Report only the number of lines holding "Sistem".

(Records from a collection)
BEGIN
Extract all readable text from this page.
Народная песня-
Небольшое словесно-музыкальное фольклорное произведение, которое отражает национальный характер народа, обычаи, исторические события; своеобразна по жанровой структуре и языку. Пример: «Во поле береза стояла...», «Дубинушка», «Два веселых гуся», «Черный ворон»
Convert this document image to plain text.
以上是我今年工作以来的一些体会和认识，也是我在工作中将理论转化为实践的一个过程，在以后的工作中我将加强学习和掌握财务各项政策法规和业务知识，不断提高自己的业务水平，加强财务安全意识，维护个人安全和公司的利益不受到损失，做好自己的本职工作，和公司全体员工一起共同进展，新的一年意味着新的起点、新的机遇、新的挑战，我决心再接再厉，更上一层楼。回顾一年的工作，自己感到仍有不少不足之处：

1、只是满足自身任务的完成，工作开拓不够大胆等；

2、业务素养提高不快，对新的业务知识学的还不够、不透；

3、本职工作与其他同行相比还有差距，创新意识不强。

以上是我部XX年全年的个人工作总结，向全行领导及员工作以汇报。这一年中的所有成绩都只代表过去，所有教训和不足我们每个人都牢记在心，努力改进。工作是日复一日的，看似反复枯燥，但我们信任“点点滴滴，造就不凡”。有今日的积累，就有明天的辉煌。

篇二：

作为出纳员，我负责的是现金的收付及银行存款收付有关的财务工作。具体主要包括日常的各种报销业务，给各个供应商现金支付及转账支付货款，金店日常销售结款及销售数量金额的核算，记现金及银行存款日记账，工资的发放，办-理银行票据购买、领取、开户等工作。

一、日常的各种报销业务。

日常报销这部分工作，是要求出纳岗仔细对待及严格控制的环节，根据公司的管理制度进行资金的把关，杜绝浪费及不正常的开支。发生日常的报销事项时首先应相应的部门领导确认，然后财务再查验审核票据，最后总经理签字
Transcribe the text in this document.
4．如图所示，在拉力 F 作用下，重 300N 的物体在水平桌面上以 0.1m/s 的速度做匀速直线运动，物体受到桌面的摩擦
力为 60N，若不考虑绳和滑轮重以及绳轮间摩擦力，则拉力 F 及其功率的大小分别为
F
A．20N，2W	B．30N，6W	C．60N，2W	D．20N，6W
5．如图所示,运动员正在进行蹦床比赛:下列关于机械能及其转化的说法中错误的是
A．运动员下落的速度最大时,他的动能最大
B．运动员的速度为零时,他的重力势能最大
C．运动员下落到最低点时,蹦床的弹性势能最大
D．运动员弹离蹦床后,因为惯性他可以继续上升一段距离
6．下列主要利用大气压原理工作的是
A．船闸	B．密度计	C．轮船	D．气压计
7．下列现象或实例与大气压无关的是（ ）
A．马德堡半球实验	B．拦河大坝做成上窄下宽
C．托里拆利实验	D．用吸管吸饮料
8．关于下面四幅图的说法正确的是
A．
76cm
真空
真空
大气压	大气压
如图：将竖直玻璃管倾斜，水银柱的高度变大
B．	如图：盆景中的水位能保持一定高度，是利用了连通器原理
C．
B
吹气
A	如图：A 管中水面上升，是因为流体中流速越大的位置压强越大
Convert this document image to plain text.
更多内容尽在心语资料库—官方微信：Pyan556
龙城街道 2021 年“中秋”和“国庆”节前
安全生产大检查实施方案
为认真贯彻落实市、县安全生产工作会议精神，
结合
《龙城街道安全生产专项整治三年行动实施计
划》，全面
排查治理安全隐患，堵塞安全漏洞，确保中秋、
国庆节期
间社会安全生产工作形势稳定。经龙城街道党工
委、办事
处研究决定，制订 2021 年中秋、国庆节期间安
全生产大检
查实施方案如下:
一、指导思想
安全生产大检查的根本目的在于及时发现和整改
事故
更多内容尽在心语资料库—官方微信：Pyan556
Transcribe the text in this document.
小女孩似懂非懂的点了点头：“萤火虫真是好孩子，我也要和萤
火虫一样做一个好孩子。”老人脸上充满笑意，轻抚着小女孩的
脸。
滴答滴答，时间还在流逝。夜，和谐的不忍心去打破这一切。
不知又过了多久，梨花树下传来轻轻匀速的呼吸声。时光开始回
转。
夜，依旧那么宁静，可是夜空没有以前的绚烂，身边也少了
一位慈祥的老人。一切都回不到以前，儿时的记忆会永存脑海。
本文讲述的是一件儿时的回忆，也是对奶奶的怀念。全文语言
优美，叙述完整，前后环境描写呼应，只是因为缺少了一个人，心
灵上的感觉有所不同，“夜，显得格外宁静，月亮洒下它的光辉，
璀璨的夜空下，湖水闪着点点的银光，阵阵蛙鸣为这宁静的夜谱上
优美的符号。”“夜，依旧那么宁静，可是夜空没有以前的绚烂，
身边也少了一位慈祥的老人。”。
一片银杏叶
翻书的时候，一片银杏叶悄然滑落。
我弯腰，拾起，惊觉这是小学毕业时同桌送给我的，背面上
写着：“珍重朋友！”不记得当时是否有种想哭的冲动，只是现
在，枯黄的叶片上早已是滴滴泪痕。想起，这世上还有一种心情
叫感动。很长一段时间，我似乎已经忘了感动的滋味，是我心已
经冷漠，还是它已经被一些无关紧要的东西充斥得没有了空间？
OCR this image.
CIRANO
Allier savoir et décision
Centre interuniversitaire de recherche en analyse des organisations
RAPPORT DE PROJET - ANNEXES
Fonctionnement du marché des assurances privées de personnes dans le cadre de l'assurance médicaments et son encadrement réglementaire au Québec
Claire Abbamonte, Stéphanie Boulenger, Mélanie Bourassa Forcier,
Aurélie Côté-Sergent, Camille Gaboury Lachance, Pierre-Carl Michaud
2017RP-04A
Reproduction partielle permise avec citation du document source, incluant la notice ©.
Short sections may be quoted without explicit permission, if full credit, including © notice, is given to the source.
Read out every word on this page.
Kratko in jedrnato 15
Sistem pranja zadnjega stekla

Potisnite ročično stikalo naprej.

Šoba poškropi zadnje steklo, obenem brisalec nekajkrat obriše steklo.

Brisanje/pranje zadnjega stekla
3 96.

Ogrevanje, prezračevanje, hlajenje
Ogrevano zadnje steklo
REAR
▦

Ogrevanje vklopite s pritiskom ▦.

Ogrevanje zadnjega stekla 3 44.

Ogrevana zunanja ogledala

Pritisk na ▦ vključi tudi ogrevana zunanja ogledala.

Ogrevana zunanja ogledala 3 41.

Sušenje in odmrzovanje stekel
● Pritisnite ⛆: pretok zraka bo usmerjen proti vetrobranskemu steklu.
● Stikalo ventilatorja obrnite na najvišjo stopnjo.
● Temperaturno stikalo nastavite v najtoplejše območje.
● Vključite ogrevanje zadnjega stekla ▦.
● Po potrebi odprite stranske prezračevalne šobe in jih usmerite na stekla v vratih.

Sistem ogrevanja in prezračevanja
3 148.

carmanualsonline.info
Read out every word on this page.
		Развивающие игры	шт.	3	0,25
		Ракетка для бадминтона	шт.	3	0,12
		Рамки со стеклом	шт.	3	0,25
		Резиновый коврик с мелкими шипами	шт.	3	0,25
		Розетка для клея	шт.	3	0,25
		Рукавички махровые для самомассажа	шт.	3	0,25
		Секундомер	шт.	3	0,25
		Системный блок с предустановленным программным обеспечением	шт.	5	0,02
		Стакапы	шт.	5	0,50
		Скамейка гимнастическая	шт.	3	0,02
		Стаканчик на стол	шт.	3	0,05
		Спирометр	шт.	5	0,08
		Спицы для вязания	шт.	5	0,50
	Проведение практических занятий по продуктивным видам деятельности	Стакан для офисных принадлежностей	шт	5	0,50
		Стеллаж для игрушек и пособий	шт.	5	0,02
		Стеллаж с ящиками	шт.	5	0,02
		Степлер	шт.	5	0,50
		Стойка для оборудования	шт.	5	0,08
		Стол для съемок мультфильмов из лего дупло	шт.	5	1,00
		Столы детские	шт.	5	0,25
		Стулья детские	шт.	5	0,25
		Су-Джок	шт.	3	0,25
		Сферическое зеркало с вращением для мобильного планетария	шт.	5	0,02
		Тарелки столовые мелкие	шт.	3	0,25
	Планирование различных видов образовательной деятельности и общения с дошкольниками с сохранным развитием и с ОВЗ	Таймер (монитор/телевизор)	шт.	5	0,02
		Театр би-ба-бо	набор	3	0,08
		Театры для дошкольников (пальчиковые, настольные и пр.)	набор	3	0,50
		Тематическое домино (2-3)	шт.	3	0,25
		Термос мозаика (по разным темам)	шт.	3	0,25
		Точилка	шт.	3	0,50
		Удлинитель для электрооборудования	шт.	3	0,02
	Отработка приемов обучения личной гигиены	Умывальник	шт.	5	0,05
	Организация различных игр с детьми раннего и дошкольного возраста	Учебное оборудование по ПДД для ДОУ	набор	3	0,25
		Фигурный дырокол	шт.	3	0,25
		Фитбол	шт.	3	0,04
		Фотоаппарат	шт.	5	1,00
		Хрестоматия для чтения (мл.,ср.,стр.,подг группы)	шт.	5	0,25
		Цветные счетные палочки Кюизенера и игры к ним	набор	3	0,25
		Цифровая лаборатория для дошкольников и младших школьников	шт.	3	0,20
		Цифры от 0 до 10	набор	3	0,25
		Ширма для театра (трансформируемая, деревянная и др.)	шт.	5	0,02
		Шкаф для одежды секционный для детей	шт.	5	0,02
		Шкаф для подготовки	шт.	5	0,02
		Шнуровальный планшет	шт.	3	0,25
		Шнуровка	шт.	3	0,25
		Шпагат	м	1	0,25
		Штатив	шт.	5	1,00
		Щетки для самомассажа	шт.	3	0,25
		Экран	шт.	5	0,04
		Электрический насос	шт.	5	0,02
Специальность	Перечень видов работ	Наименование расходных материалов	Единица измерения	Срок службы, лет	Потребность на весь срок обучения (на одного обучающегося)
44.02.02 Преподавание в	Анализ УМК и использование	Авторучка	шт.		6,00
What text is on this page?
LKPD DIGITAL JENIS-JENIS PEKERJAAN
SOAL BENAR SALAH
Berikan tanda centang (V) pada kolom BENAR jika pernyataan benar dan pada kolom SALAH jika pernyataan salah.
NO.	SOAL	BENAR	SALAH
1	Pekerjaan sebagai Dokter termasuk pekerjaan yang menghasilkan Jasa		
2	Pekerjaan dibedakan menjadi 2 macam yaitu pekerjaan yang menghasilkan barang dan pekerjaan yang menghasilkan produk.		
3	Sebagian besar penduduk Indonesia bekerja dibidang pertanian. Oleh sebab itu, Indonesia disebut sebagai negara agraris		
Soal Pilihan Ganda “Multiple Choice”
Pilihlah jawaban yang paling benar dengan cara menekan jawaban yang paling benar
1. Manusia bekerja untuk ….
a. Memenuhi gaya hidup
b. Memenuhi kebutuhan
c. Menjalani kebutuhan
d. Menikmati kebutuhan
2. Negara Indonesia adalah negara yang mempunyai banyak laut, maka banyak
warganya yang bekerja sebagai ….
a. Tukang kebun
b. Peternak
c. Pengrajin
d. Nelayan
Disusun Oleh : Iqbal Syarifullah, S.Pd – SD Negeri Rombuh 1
END
RESULT OF THIS EXERCISE ▸ 2